• _Given records_
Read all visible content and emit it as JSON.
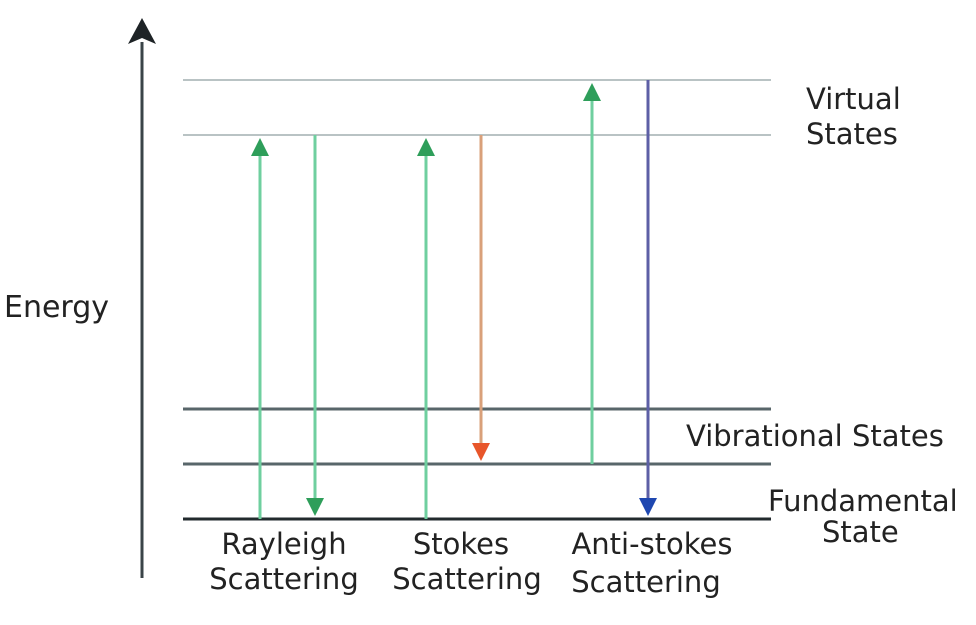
{
  "axis": {
    "label": "Energy"
  },
  "levels": {
    "virtual_label_line1": "Virtual",
    "virtual_label_line2": "States",
    "vibrational_label": "Vibrational States",
    "fundamental_label_line1": "Fundamental",
    "fundamental_label_line2": "State"
  },
  "processes": [
    {
      "line1": "Rayleigh",
      "line2": "Scattering"
    },
    {
      "line1": "Stokes",
      "line2": "Scattering"
    },
    {
      "line1": "Anti-stokes",
      "line2": "Scattering"
    }
  ],
  "colors": {
    "axis": "#3a4448",
    "virtual_level": "#b9c3c4",
    "vibrational_level": "#58666a",
    "fundamental_level": "#222a2d",
    "excitation_arrow": "#6fcf9f",
    "excitation_head": "#2e9e5a",
    "stokes_arrow": "#d9a07a",
    "stokes_head": "#e8562a",
    "antistokes_arrow": "#5d5fa6",
    "antistokes_head": "#1f47b0"
  }
}
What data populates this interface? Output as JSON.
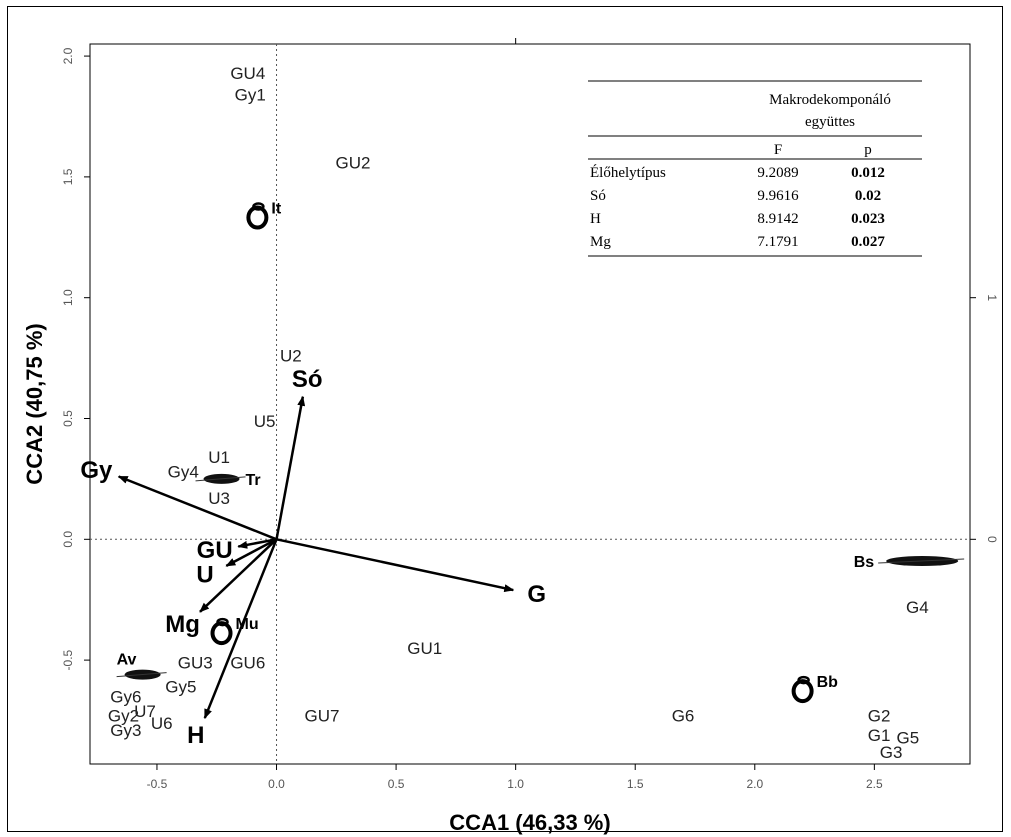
{
  "chart_data": {
    "type": "scatter",
    "xlabel": "CCA1 (46,33 %)",
    "ylabel": "CCA2 (40,75 %)",
    "xlim": [
      -0.78,
      2.9
    ],
    "ylim": [
      -0.93,
      2.05
    ],
    "xticks": [
      "-0.5",
      "0.0",
      "0.5",
      "1.0",
      "1.5",
      "2.0",
      "2.5"
    ],
    "xtick_values": [
      -0.5,
      0.0,
      0.5,
      1.0,
      1.5,
      2.0,
      2.5
    ],
    "yticks": [
      "-0.5",
      "0.0",
      "0.5",
      "1.0",
      "1.5",
      "2.0"
    ],
    "ytick_values": [
      -0.5,
      0.0,
      0.5,
      1.0,
      1.5,
      2.0
    ],
    "right_ticks": [
      "0",
      "1"
    ],
    "right_tick_values": [
      0,
      1
    ],
    "sites": [
      {
        "label": "GU4",
        "x": -0.12,
        "y": 1.93
      },
      {
        "label": "Gy1",
        "x": -0.11,
        "y": 1.84
      },
      {
        "label": "GU2",
        "x": 0.32,
        "y": 1.56
      },
      {
        "label": "U2",
        "x": 0.06,
        "y": 0.76
      },
      {
        "label": "U5",
        "x": -0.05,
        "y": 0.49
      },
      {
        "label": "U1",
        "x": -0.24,
        "y": 0.34
      },
      {
        "label": "Gy4",
        "x": -0.39,
        "y": 0.28
      },
      {
        "label": "U3",
        "x": -0.24,
        "y": 0.17
      },
      {
        "label": "GU1",
        "x": 0.62,
        "y": -0.45
      },
      {
        "label": "GU3",
        "x": -0.34,
        "y": -0.51
      },
      {
        "label": "GU6",
        "x": -0.12,
        "y": -0.51
      },
      {
        "label": "Gy5",
        "x": -0.4,
        "y": -0.61
      },
      {
        "label": "Gy6",
        "x": -0.63,
        "y": -0.65
      },
      {
        "label": "Gy2",
        "x": -0.64,
        "y": -0.73
      },
      {
        "label": "U7",
        "x": -0.55,
        "y": -0.71
      },
      {
        "label": "U6",
        "x": -0.48,
        "y": -0.76
      },
      {
        "label": "Gy3",
        "x": -0.63,
        "y": -0.79
      },
      {
        "label": "GU7",
        "x": 0.19,
        "y": -0.73
      },
      {
        "label": "G6",
        "x": 1.7,
        "y": -0.73
      },
      {
        "label": "G4",
        "x": 2.68,
        "y": -0.28
      },
      {
        "label": "G2",
        "x": 2.52,
        "y": -0.73
      },
      {
        "label": "G1",
        "x": 2.52,
        "y": -0.81
      },
      {
        "label": "G5",
        "x": 2.64,
        "y": -0.82
      },
      {
        "label": "G3",
        "x": 2.57,
        "y": -0.88
      }
    ],
    "env_arrows": [
      {
        "label": "Só",
        "x": 0.11,
        "y": 0.59
      },
      {
        "label": "Gy",
        "x": -0.66,
        "y": 0.26
      },
      {
        "label": "GU",
        "x": -0.16,
        "y": -0.03
      },
      {
        "label": "U",
        "x": -0.21,
        "y": -0.11
      },
      {
        "label": "Mg",
        "x": -0.32,
        "y": -0.3
      },
      {
        "label": "H",
        "x": -0.3,
        "y": -0.74
      },
      {
        "label": "G",
        "x": 0.99,
        "y": -0.21
      }
    ],
    "species_clusters": [
      {
        "label": "It",
        "x": -0.08,
        "y": 1.34,
        "shape": "loop"
      },
      {
        "label": "Tr",
        "x": -0.23,
        "y": 0.25,
        "shape": "cloud"
      },
      {
        "label": "Mu",
        "x": -0.23,
        "y": -0.38,
        "shape": "loop"
      },
      {
        "label": "Av",
        "x": -0.56,
        "y": -0.56,
        "shape": "cloud"
      },
      {
        "label": "Bs",
        "x": 2.7,
        "y": -0.09,
        "shape": "cloud"
      },
      {
        "label": "Bb",
        "x": 2.2,
        "y": -0.62,
        "shape": "loop"
      }
    ]
  },
  "table": {
    "title_line1": "Makrodekomponáló",
    "title_line2": "együttes",
    "col_f": "F",
    "col_p": "p",
    "rows": [
      {
        "name": "Élőhelytípus",
        "f": "9.2089",
        "p": "0.012"
      },
      {
        "name": "Só",
        "f": "9.9616",
        "p": "0.02"
      },
      {
        "name": "H",
        "f": "8.9142",
        "p": "0.023"
      },
      {
        "name": "Mg",
        "f": "7.1791",
        "p": "0.027"
      }
    ]
  }
}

• _Problem to work on_
Go through the material above and print all of it exactly, except the pictures.

• _Response to this exercise_
Read all visible content and emit it as JSON.
{
  "axis": {
    "label": "Energy"
  },
  "levels": {
    "virtual_label_line1": "Virtual",
    "virtual_label_line2": "States",
    "vibrational_label": "Vibrational States",
    "fundamental_label_line1": "Fundamental",
    "fundamental_label_line2": "State"
  },
  "processes": [
    {
      "line1": "Rayleigh",
      "line2": "Scattering"
    },
    {
      "line1": "Stokes",
      "line2": "Scattering"
    },
    {
      "line1": "Anti-stokes",
      "line2": "Scattering"
    }
  ],
  "colors": {
    "axis": "#3a4448",
    "virtual_level": "#b9c3c4",
    "vibrational_level": "#58666a",
    "fundamental_level": "#222a2d",
    "excitation_arrow": "#6fcf9f",
    "excitation_head": "#2e9e5a",
    "stokes_arrow": "#d9a07a",
    "stokes_head": "#e8562a",
    "antistokes_arrow": "#5d5fa6",
    "antistokes_head": "#1f47b0"
  }
}
What data populates this interface? Output as JSON.
{
  "chart_data": {
    "type": "scatter",
    "xlabel": "CCA1 (46,33 %)",
    "ylabel": "CCA2 (40,75 %)",
    "xlim": [
      -0.78,
      2.9
    ],
    "ylim": [
      -0.93,
      2.05
    ],
    "xticks": [
      "-0.5",
      "0.0",
      "0.5",
      "1.0",
      "1.5",
      "2.0",
      "2.5"
    ],
    "xtick_values": [
      -0.5,
      0.0,
      0.5,
      1.0,
      1.5,
      2.0,
      2.5
    ],
    "yticks": [
      "-0.5",
      "0.0",
      "0.5",
      "1.0",
      "1.5",
      "2.0"
    ],
    "ytick_values": [
      -0.5,
      0.0,
      0.5,
      1.0,
      1.5,
      2.0
    ],
    "right_ticks": [
      "0",
      "1"
    ],
    "right_tick_values": [
      0,
      1
    ],
    "sites": [
      {
        "label": "GU4",
        "x": -0.12,
        "y": 1.93
      },
      {
        "label": "Gy1",
        "x": -0.11,
        "y": 1.84
      },
      {
        "label": "GU2",
        "x": 0.32,
        "y": 1.56
      },
      {
        "label": "U2",
        "x": 0.06,
        "y": 0.76
      },
      {
        "label": "U5",
        "x": -0.05,
        "y": 0.49
      },
      {
        "label": "U1",
        "x": -0.24,
        "y": 0.34
      },
      {
        "label": "Gy4",
        "x": -0.39,
        "y": 0.28
      },
      {
        "label": "U3",
        "x": -0.24,
        "y": 0.17
      },
      {
        "label": "GU1",
        "x": 0.62,
        "y": -0.45
      },
      {
        "label": "GU3",
        "x": -0.34,
        "y": -0.51
      },
      {
        "label": "GU6",
        "x": -0.12,
        "y": -0.51
      },
      {
        "label": "Gy5",
        "x": -0.4,
        "y": -0.61
      },
      {
        "label": "Gy6",
        "x": -0.63,
        "y": -0.65
      },
      {
        "label": "Gy2",
        "x": -0.64,
        "y": -0.73
      },
      {
        "label": "U7",
        "x": -0.55,
        "y": -0.71
      },
      {
        "label": "U6",
        "x": -0.48,
        "y": -0.76
      },
      {
        "label": "Gy3",
        "x": -0.63,
        "y": -0.79
      },
      {
        "label": "GU7",
        "x": 0.19,
        "y": -0.73
      },
      {
        "label": "G6",
        "x": 1.7,
        "y": -0.73
      },
      {
        "label": "G4",
        "x": 2.68,
        "y": -0.28
      },
      {
        "label": "G2",
        "x": 2.52,
        "y": -0.73
      },
      {
        "label": "G1",
        "x": 2.52,
        "y": -0.81
      },
      {
        "label": "G5",
        "x": 2.64,
        "y": -0.82
      },
      {
        "label": "G3",
        "x": 2.57,
        "y": -0.88
      }
    ],
    "env_arrows": [
      {
        "label": "Só",
        "x": 0.11,
        "y": 0.59
      },
      {
        "label": "Gy",
        "x": -0.66,
        "y": 0.26
      },
      {
        "label": "GU",
        "x": -0.16,
        "y": -0.03
      },
      {
        "label": "U",
        "x": -0.21,
        "y": -0.11
      },
      {
        "label": "Mg",
        "x": -0.32,
        "y": -0.3
      },
      {
        "label": "H",
        "x": -0.3,
        "y": -0.74
      },
      {
        "label": "G",
        "x": 0.99,
        "y": -0.21
      }
    ],
    "species_clusters": [
      {
        "label": "It",
        "x": -0.08,
        "y": 1.34,
        "shape": "loop"
      },
      {
        "label": "Tr",
        "x": -0.23,
        "y": 0.25,
        "shape": "cloud"
      },
      {
        "label": "Mu",
        "x": -0.23,
        "y": -0.38,
        "shape": "loop"
      },
      {
        "label": "Av",
        "x": -0.56,
        "y": -0.56,
        "shape": "cloud"
      },
      {
        "label": "Bs",
        "x": 2.7,
        "y": -0.09,
        "shape": "cloud"
      },
      {
        "label": "Bb",
        "x": 2.2,
        "y": -0.62,
        "shape": "loop"
      }
    ]
  },
  "table": {
    "title_line1": "Makrodekomponáló",
    "title_line2": "együttes",
    "col_f": "F",
    "col_p": "p",
    "rows": [
      {
        "name": "Élőhelytípus",
        "f": "9.2089",
        "p": "0.012"
      },
      {
        "name": "Só",
        "f": "9.9616",
        "p": "0.02"
      },
      {
        "name": "H",
        "f": "8.9142",
        "p": "0.023"
      },
      {
        "name": "Mg",
        "f": "7.1791",
        "p": "0.027"
      }
    ]
  }
}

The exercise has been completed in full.